━━ Information given
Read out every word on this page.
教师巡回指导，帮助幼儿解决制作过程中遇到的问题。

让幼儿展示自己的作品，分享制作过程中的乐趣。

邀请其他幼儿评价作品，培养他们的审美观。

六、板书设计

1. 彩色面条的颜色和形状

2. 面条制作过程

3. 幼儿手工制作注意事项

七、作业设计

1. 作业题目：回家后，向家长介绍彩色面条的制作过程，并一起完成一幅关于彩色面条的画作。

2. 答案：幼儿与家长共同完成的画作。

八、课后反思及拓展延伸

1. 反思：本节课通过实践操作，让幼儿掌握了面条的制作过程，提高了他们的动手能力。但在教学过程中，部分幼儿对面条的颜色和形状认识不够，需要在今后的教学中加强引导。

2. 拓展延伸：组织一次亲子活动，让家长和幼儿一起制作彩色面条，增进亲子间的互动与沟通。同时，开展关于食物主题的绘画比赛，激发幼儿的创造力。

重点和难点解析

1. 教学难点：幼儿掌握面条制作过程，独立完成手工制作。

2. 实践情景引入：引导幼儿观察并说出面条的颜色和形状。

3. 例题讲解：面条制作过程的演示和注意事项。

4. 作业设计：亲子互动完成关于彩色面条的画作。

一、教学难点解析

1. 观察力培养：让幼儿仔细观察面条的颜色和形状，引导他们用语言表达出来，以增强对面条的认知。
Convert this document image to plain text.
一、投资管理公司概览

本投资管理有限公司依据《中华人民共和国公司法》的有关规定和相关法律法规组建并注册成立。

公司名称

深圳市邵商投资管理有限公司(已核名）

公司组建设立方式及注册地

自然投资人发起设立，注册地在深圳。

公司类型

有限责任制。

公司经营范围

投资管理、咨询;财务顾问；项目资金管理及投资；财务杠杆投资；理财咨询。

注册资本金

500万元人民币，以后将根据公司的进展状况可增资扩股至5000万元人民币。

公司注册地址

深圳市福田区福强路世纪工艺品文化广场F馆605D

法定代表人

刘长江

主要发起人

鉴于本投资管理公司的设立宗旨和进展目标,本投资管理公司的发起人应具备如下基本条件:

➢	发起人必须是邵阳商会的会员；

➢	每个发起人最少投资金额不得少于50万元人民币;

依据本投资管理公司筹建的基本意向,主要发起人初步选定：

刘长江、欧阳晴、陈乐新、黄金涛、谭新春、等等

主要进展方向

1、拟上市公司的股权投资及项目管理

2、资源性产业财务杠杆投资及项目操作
━━━━
▸ **Goal**:
Count every line of the material above that holds the string "this", then state only the total.

▸ **Exercise result**:
2